**EXERCISE INSTRUCTIONS**.
Write out the full set of records exactly. Any pictures in them do not belong in the copy.

----- DATA ENTRIES

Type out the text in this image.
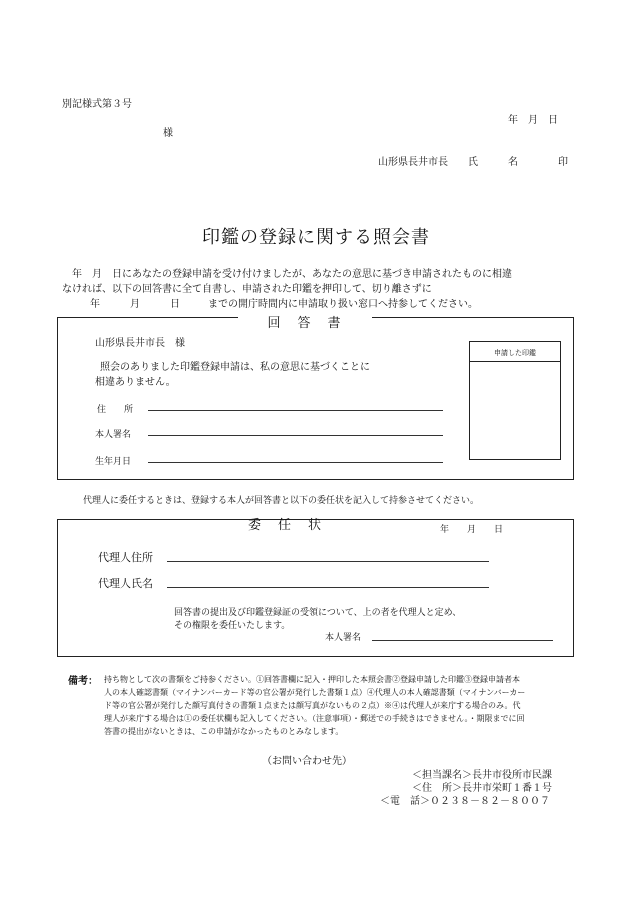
別記様式第３号
年　月　日
様
山形県長井市長　　氏　　　名　　　　印
印鑑の登録に関する照会書
年　月　日にあなたの登録申請を受け付けましたが、あなたの意思に基づき申請されたものに相違
なければ、以下の回答書に全て自書し、申請された印鑑を押印して、切り離さずに
年　　　月　　　日	までの開庁時間内に申請取り扱い窓口へ持参してください。
回　答　書
山形県長井市長　様
照会のありました印鑑登録申請は、私の意思に基づくことに
相違ありません。
住　　所
本人署名
生年月日
申請した印鑑
代理人に委任するときは、登録する本人が回答書と以下の委任状を記入して持参させてください。
委　任　状	年　　月　　日
代理人住所
代理人氏名
回答書の提出及び印鑑登録証の受領について、上の者を代理人と定め、
その権限を委任いたします。
本人署名
備考： 持ち物として次の書類をご持参ください。①回答書欄に記入・押印した本照会書②登録申請した印鑑③登録申請者本
人の本人確認書類（マイナンバーカード等の官公署が発行した書類１点）④代理人の本人確認書類（マイナンバーカー
ド等の官公署が発行した顔写真付きの書類１点または顔写真がないもの２点）※④は代理人が来庁する場合のみ。代
理人が来庁する場合は①の委任状欄も記入してください。（注意事項）・郵送での手続きはできません。・期限までに回
答書の提出がないときは、この申請がなかったものとみなします。
（お問い合わせ先）
＜担当課名＞長井市役所市民課
＜住　所＞長井市栄町１番１号
＜電　話＞０２３８－８２－８００７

----------

**IN RESPONSE**.
Type out the text in this image.
別記様式第３号
年　月　日
様
山形県長井市長　　氏　　　名　　　　印
印鑑の登録に関する照会書
年　月　日にあなたの登録申請を受け付けましたが、あなたの意思に基づき申請されたものに相違
なければ、以下の回答書に全て自書し、申請された印鑑を押印して、切り離さずに
年　　　月　　　日	までの開庁時間内に申請取り扱い窓口へ持参してください。
回　答　書
山形県長井市長　様
照会のありました印鑑登録申請は、私の意思に基づくことに
相違ありません。
住　　所
本人署名
生年月日
申請した印鑑
代理人に委任するときは、登録する本人が回答書と以下の委任状を記入して持参させてください。
委　任　状	年　　月　　日
代理人住所
代理人氏名
回答書の提出及び印鑑登録証の受領について、上の者を代理人と定め、
その権限を委任いたします。
本人署名
備考： 持ち物として次の書類をご持参ください。①回答書欄に記入・押印した本照会書②登録申請した印鑑③登録申請者本
人の本人確認書類（マイナンバーカード等の官公署が発行した書類１点）④代理人の本人確認書類（マイナンバーカー
ド等の官公署が発行した顔写真付きの書類１点または顔写真がないもの２点）※④は代理人が来庁する場合のみ。代
理人が来庁する場合は①の委任状欄も記入してください。（注意事項）・郵送での手続きはできません。・期限までに回
答書の提出がないときは、この申請がなかったものとみなします。
（お問い合わせ先）
＜担当課名＞長井市役所市民課
＜住　所＞長井市栄町１番１号
＜電　話＞０２３８－８２－８００７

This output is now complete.